▶ [Objective] Reproduce every entry that follows word for word, but omit the images.

▶ [Extracted records]
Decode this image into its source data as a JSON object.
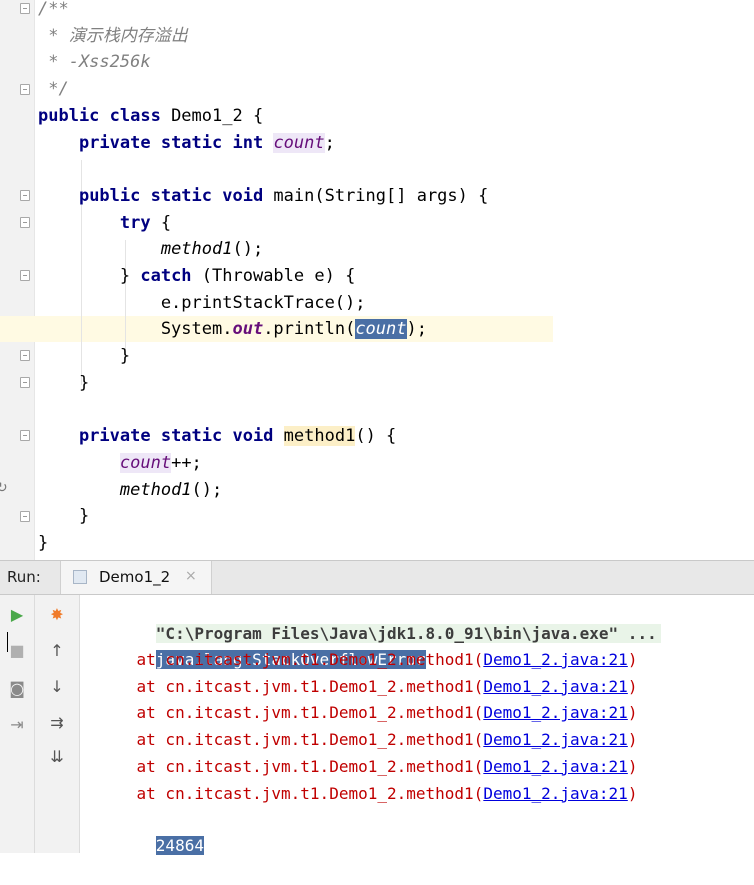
{
  "editor": {
    "lines": [
      {
        "parts": [
          {
            "t": "/**",
            "c": "cm"
          }
        ]
      },
      {
        "parts": [
          {
            "t": " * 演示栈内存溢出",
            "c": "cm"
          }
        ]
      },
      {
        "parts": [
          {
            "t": " * -Xss256k",
            "c": "cm"
          }
        ]
      },
      {
        "parts": [
          {
            "t": " */",
            "c": "cm"
          }
        ]
      },
      {
        "parts": [
          {
            "t": "public class",
            "c": "kw"
          },
          {
            "t": " Demo1_2 {",
            "c": ""
          }
        ]
      },
      {
        "parts": [
          {
            "t": "    ",
            "c": ""
          },
          {
            "t": "private static int",
            "c": "kw"
          },
          {
            "t": " ",
            "c": ""
          },
          {
            "t": "count",
            "c": "fld fld-hl"
          },
          {
            "t": ";",
            "c": ""
          }
        ]
      },
      {
        "parts": []
      },
      {
        "parts": [
          {
            "t": "    ",
            "c": ""
          },
          {
            "t": "public static void",
            "c": "kw"
          },
          {
            "t": " main(String[] args) {",
            "c": ""
          }
        ]
      },
      {
        "parts": [
          {
            "t": "        ",
            "c": ""
          },
          {
            "t": "try",
            "c": "kw"
          },
          {
            "t": " {",
            "c": ""
          }
        ]
      },
      {
        "parts": [
          {
            "t": "            ",
            "c": ""
          },
          {
            "t": "method1",
            "c": "mth"
          },
          {
            "t": "();",
            "c": ""
          }
        ]
      },
      {
        "parts": [
          {
            "t": "        } ",
            "c": ""
          },
          {
            "t": "catch",
            "c": "kw"
          },
          {
            "t": " (Throwable e) {",
            "c": ""
          }
        ]
      },
      {
        "parts": [
          {
            "t": "            e.printStackTrace();",
            "c": ""
          }
        ]
      },
      {
        "parts": [
          {
            "t": "            System.",
            "c": ""
          },
          {
            "t": "out",
            "c": "sfld"
          },
          {
            "t": ".println(",
            "c": ""
          },
          {
            "t": "count",
            "c": "sel"
          },
          {
            "t": ");",
            "c": ""
          }
        ]
      },
      {
        "parts": [
          {
            "t": "        }",
            "c": ""
          }
        ]
      },
      {
        "parts": [
          {
            "t": "    }",
            "c": ""
          }
        ]
      },
      {
        "parts": []
      },
      {
        "parts": [
          {
            "t": "    ",
            "c": ""
          },
          {
            "t": "private static void",
            "c": "kw"
          },
          {
            "t": " ",
            "c": ""
          },
          {
            "t": "method1",
            "c": "decl-hl"
          },
          {
            "t": "() {",
            "c": ""
          }
        ]
      },
      {
        "parts": [
          {
            "t": "        ",
            "c": ""
          },
          {
            "t": "count",
            "c": "fld fld-hl"
          },
          {
            "t": "++;",
            "c": ""
          }
        ]
      },
      {
        "parts": [
          {
            "t": "        ",
            "c": ""
          },
          {
            "t": "method1",
            "c": "mth"
          },
          {
            "t": "();",
            "c": ""
          }
        ]
      },
      {
        "parts": [
          {
            "t": "    }",
            "c": ""
          }
        ]
      },
      {
        "parts": [
          {
            "t": "}",
            "c": ""
          }
        ]
      }
    ]
  },
  "run_panel": {
    "label": "Run:",
    "tab_label": "Demo1_2",
    "tab_close": "×"
  },
  "console": {
    "command": "\"C:\\Program Files\\Java\\jdk1.8.0_91\\bin\\java.exe\" ...",
    "error": "java.lang.StackOverflowError",
    "trace_prefix": "    at cn.itcast.jvm.t1.Demo1_2.method1(",
    "trace_link": "Demo1_2.java:21",
    "trace_suffix": ")",
    "trace_count": 6,
    "output": "24864"
  },
  "toolbar": {
    "run_icon": "▶",
    "stop_icon": "■",
    "camera_icon": "◙",
    "login_icon": "⇥",
    "debug_icon": "✸",
    "up_icon": "↑",
    "down_icon": "↓",
    "wrap_icon": "⇉",
    "sort_icon": "⇊"
  }
}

▶ [Output for this task]
Decode this image into its source data as a JSON object.
{
  "editor": {
    "lines": [
      {
        "parts": [
          {
            "t": "/**",
            "c": "cm"
          }
        ]
      },
      {
        "parts": [
          {
            "t": " * 演示栈内存溢出",
            "c": "cm"
          }
        ]
      },
      {
        "parts": [
          {
            "t": " * -Xss256k",
            "c": "cm"
          }
        ]
      },
      {
        "parts": [
          {
            "t": " */",
            "c": "cm"
          }
        ]
      },
      {
        "parts": [
          {
            "t": "public class",
            "c": "kw"
          },
          {
            "t": " Demo1_2 {",
            "c": ""
          }
        ]
      },
      {
        "parts": [
          {
            "t": "    ",
            "c": ""
          },
          {
            "t": "private static int",
            "c": "kw"
          },
          {
            "t": " ",
            "c": ""
          },
          {
            "t": "count",
            "c": "fld fld-hl"
          },
          {
            "t": ";",
            "c": ""
          }
        ]
      },
      {
        "parts": []
      },
      {
        "parts": [
          {
            "t": "    ",
            "c": ""
          },
          {
            "t": "public static void",
            "c": "kw"
          },
          {
            "t": " main(String[] args) {",
            "c": ""
          }
        ]
      },
      {
        "parts": [
          {
            "t": "        ",
            "c": ""
          },
          {
            "t": "try",
            "c": "kw"
          },
          {
            "t": " {",
            "c": ""
          }
        ]
      },
      {
        "parts": [
          {
            "t": "            ",
            "c": ""
          },
          {
            "t": "method1",
            "c": "mth"
          },
          {
            "t": "();",
            "c": ""
          }
        ]
      },
      {
        "parts": [
          {
            "t": "        } ",
            "c": ""
          },
          {
            "t": "catch",
            "c": "kw"
          },
          {
            "t": " (Throwable e) {",
            "c": ""
          }
        ]
      },
      {
        "parts": [
          {
            "t": "            e.printStackTrace();",
            "c": ""
          }
        ]
      },
      {
        "parts": [
          {
            "t": "            System.",
            "c": ""
          },
          {
            "t": "out",
            "c": "sfld"
          },
          {
            "t": ".println(",
            "c": ""
          },
          {
            "t": "count",
            "c": "sel"
          },
          {
            "t": ");",
            "c": ""
          }
        ]
      },
      {
        "parts": [
          {
            "t": "        }",
            "c": ""
          }
        ]
      },
      {
        "parts": [
          {
            "t": "    }",
            "c": ""
          }
        ]
      },
      {
        "parts": []
      },
      {
        "parts": [
          {
            "t": "    ",
            "c": ""
          },
          {
            "t": "private static void",
            "c": "kw"
          },
          {
            "t": " ",
            "c": ""
          },
          {
            "t": "method1",
            "c": "decl-hl"
          },
          {
            "t": "() {",
            "c": ""
          }
        ]
      },
      {
        "parts": [
          {
            "t": "        ",
            "c": ""
          },
          {
            "t": "count",
            "c": "fld fld-hl"
          },
          {
            "t": "++;",
            "c": ""
          }
        ]
      },
      {
        "parts": [
          {
            "t": "        ",
            "c": ""
          },
          {
            "t": "method1",
            "c": "mth"
          },
          {
            "t": "();",
            "c": ""
          }
        ]
      },
      {
        "parts": [
          {
            "t": "    }",
            "c": ""
          }
        ]
      },
      {
        "parts": [
          {
            "t": "}",
            "c": ""
          }
        ]
      }
    ]
  },
  "run_panel": {
    "label": "Run:",
    "tab_label": "Demo1_2",
    "tab_close": "×"
  },
  "console": {
    "command": "\"C:\\Program Files\\Java\\jdk1.8.0_91\\bin\\java.exe\" ...",
    "error": "java.lang.StackOverflowError",
    "trace_prefix": "    at cn.itcast.jvm.t1.Demo1_2.method1(",
    "trace_link": "Demo1_2.java:21",
    "trace_suffix": ")",
    "trace_count": 6,
    "output": "24864"
  },
  "toolbar": {
    "run_icon": "▶",
    "stop_icon": "■",
    "camera_icon": "◙",
    "login_icon": "⇥",
    "debug_icon": "✸",
    "up_icon": "↑",
    "down_icon": "↓",
    "wrap_icon": "⇉",
    "sort_icon": "⇊"
  }
}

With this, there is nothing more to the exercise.